__Dataset content__.
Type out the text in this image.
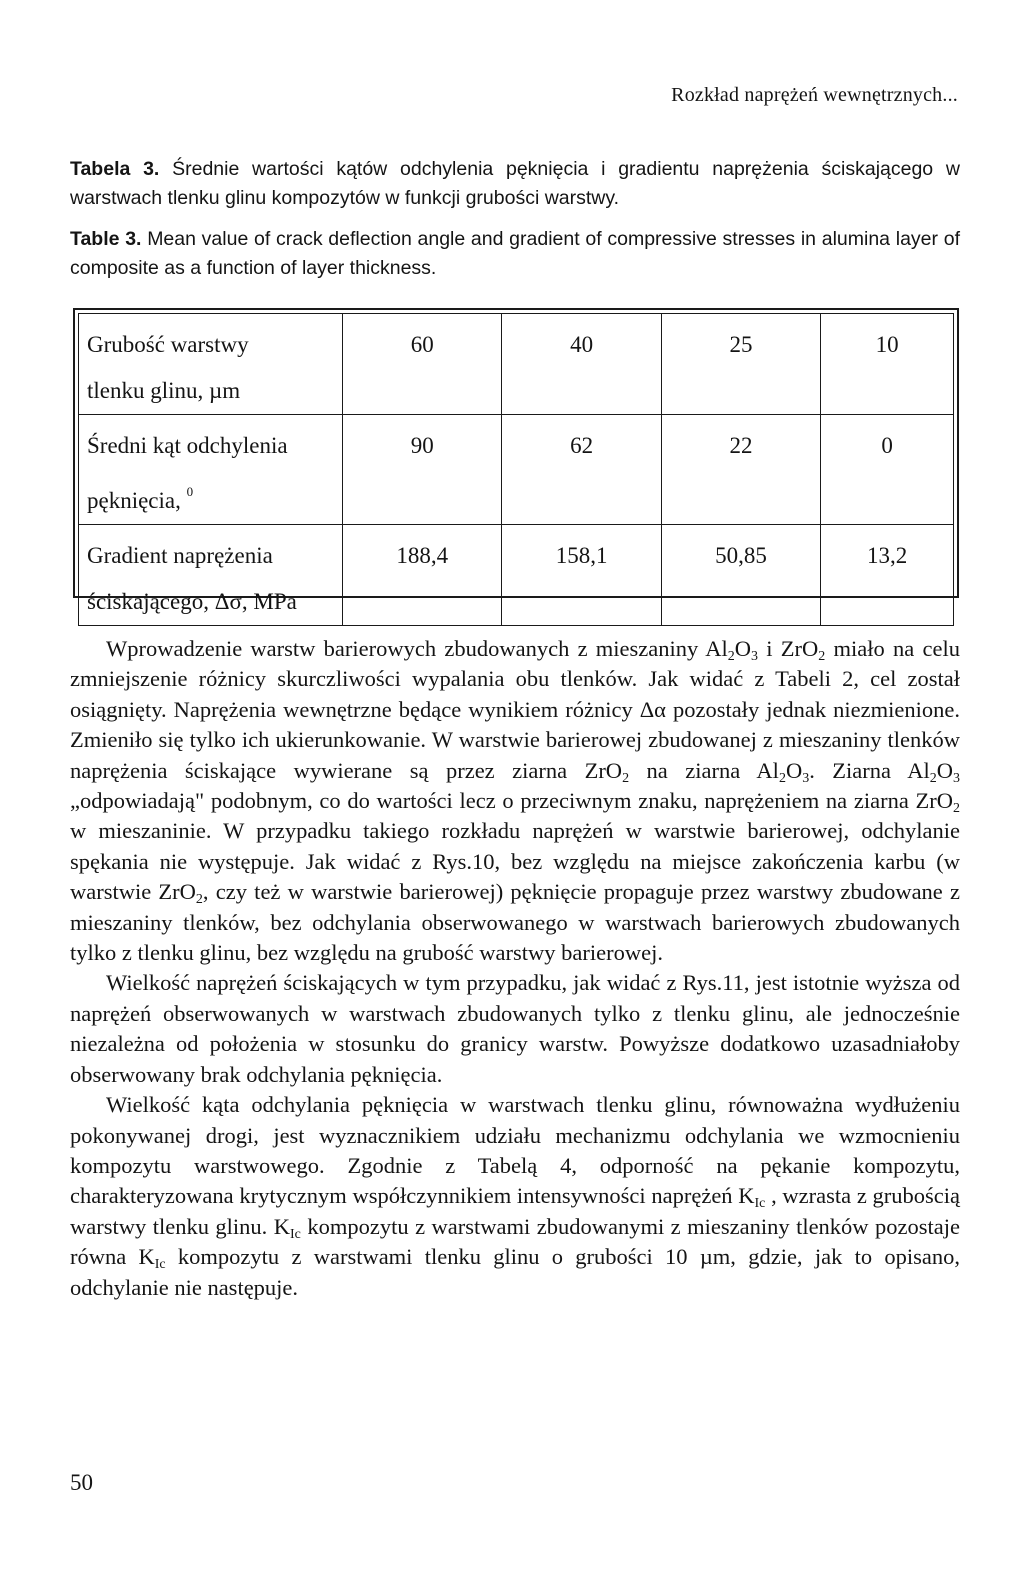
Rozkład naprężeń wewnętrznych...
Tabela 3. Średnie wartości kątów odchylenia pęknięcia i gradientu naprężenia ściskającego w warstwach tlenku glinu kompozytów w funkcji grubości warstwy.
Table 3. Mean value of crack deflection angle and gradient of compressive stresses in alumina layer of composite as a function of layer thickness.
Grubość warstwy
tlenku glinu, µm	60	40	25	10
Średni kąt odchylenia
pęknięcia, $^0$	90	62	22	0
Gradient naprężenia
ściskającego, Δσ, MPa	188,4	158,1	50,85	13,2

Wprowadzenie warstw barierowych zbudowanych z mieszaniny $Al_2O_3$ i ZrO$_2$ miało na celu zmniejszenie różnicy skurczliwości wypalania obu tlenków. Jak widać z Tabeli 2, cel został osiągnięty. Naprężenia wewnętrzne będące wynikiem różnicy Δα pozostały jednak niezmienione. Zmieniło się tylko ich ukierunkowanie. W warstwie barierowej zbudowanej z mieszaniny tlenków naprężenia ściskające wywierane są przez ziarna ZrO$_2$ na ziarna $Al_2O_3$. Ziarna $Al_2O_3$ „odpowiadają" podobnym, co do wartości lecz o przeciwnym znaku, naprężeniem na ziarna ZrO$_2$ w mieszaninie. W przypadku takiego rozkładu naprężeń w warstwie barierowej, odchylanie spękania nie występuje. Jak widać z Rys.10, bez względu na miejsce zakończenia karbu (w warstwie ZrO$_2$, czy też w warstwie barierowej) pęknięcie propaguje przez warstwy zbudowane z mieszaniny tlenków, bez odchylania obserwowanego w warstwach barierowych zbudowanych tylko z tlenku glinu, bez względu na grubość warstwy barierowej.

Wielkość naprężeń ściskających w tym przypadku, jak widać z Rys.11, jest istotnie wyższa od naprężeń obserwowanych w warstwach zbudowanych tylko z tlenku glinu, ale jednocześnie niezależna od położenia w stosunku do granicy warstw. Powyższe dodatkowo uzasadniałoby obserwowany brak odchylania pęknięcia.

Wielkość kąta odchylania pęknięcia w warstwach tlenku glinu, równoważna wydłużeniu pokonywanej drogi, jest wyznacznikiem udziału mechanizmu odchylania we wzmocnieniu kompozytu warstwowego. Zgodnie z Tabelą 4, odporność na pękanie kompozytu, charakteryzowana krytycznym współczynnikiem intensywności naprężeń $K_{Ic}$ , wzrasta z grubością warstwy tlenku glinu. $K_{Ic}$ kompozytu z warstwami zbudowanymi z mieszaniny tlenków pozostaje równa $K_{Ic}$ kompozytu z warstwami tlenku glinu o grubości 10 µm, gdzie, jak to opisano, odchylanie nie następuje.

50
* * *
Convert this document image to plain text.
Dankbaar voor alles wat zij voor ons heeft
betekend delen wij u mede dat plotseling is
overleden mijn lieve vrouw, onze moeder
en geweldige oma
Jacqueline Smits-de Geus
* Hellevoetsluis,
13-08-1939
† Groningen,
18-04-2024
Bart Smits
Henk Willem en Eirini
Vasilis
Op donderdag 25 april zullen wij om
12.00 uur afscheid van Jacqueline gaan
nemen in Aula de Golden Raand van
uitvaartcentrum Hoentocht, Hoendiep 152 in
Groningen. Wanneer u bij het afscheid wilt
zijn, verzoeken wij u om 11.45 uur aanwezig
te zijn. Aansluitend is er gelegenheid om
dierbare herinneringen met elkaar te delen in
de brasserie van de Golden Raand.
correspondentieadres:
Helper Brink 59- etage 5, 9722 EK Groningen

__Instruction__.
Set out every line from the material that contains the string "afscheid".

__Solution for this exercise__.
12.00 uur afscheid van Jacqueline gaan
Groningen. Wanneer u bij het afscheid wilt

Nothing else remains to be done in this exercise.